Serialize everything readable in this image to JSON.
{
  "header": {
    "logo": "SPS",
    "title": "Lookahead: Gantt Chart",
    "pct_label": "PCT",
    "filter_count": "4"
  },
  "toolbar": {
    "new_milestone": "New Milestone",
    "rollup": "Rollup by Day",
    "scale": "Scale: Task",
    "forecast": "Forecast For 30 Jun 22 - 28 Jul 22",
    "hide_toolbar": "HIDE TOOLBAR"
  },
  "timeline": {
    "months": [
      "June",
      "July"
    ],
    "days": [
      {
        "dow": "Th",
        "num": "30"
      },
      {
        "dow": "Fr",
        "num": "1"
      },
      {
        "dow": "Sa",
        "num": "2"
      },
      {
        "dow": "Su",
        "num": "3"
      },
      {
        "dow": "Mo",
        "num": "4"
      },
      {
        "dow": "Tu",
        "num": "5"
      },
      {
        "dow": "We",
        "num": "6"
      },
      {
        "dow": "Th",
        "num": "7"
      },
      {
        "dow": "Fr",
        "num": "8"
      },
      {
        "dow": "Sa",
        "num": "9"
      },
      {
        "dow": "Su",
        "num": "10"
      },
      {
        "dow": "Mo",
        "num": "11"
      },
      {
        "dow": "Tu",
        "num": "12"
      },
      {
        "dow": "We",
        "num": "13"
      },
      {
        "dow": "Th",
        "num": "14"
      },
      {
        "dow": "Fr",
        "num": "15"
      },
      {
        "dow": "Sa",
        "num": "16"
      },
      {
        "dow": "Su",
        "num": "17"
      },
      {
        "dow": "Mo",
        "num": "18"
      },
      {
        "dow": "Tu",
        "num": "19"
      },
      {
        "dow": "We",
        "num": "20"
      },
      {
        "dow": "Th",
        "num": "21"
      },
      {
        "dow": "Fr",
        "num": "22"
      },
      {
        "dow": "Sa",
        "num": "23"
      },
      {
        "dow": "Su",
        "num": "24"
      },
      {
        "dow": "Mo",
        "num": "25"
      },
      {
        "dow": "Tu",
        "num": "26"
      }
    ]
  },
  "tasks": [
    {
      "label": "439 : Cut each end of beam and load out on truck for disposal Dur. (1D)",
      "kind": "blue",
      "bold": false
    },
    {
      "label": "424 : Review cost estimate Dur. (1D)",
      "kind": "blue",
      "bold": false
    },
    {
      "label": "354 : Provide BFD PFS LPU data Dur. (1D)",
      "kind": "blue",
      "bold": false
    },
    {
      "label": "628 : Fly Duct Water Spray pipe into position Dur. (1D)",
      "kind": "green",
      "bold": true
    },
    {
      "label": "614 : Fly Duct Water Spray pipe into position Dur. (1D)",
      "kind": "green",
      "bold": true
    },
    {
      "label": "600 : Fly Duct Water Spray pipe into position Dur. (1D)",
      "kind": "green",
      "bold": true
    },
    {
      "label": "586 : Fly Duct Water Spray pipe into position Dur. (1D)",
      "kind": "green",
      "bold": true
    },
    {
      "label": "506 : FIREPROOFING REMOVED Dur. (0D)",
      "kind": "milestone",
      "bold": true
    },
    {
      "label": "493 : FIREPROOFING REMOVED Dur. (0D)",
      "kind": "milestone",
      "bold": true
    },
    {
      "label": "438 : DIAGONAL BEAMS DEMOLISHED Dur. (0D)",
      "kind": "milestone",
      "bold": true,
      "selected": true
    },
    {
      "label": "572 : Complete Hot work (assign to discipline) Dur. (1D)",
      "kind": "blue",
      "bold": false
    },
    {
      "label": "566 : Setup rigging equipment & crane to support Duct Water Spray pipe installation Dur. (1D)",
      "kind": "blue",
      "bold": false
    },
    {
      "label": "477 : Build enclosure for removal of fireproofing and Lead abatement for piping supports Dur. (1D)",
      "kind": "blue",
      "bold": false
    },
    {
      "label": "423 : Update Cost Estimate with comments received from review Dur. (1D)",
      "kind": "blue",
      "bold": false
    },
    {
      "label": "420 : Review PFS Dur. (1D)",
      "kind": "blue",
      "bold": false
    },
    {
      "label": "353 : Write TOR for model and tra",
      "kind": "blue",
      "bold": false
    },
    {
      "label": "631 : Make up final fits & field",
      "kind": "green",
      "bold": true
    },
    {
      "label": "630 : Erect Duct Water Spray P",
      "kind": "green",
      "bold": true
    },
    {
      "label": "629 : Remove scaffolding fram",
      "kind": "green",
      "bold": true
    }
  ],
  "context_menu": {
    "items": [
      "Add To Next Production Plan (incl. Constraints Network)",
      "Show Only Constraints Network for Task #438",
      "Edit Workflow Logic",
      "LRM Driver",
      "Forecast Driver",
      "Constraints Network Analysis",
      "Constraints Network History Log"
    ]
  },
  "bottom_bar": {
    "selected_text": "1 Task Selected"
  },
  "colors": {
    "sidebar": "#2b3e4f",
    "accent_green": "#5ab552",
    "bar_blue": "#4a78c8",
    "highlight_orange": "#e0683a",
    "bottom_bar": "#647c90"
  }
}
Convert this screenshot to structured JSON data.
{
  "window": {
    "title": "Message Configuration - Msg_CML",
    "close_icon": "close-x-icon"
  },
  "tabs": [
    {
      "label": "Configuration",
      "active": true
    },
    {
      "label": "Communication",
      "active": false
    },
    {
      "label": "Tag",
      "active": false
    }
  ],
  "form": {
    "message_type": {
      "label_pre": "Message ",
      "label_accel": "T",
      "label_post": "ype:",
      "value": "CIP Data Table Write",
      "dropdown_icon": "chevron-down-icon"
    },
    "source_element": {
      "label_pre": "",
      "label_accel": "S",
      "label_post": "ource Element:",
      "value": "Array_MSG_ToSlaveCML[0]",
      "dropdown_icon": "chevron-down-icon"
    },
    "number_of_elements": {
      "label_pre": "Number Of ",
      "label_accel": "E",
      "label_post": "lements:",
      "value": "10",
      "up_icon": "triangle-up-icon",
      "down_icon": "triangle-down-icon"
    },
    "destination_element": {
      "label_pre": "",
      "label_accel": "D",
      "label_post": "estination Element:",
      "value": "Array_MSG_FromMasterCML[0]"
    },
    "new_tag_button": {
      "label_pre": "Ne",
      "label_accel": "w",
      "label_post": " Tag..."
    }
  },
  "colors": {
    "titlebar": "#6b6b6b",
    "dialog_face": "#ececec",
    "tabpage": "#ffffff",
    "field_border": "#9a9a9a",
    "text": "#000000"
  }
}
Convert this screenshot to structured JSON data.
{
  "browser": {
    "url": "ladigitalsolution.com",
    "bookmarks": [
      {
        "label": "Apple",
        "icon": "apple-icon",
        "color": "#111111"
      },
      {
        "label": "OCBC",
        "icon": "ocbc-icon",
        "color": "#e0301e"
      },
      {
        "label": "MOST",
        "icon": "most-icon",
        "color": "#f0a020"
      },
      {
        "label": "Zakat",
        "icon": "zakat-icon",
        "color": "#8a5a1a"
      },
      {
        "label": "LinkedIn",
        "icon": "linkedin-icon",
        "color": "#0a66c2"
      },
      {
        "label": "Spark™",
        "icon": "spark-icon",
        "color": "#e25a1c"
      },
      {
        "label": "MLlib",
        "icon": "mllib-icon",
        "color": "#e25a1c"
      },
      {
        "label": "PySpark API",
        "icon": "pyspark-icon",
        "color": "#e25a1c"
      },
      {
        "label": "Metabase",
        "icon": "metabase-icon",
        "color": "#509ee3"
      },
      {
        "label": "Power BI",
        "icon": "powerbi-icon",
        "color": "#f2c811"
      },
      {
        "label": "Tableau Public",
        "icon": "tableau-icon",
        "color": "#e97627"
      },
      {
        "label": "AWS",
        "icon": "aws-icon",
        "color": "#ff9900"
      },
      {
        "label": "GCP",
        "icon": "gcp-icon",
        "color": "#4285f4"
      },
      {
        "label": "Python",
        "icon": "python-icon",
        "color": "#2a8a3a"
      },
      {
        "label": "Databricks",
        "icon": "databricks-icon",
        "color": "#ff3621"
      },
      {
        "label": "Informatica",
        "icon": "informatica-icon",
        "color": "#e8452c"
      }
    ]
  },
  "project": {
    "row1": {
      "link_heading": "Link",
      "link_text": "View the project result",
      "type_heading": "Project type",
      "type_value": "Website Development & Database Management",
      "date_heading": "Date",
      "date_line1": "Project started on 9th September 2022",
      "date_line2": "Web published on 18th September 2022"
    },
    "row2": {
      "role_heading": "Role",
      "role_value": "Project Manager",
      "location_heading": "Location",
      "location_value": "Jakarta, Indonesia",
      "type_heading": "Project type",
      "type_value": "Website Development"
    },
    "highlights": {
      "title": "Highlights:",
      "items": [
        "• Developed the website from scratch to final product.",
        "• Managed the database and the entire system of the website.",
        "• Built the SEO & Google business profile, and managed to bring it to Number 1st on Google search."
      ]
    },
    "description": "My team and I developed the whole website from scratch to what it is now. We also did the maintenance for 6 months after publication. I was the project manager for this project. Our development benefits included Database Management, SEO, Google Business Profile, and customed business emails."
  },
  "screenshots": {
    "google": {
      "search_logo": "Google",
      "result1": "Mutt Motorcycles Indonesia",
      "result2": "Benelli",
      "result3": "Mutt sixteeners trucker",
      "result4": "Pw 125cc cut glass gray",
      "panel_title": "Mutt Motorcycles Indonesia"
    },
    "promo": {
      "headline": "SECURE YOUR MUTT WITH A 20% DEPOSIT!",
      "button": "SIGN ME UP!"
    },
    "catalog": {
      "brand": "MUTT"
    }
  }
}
------------
Instructions to follow: Using the entries above, find all lines with "REMOVED". Copy them.

Full answer:
      "label": "506 : FIREPROOFING REMOVED Dur. (0D)",
      "label": "493 : FIREPROOFING REMOVED Dur. (0D)",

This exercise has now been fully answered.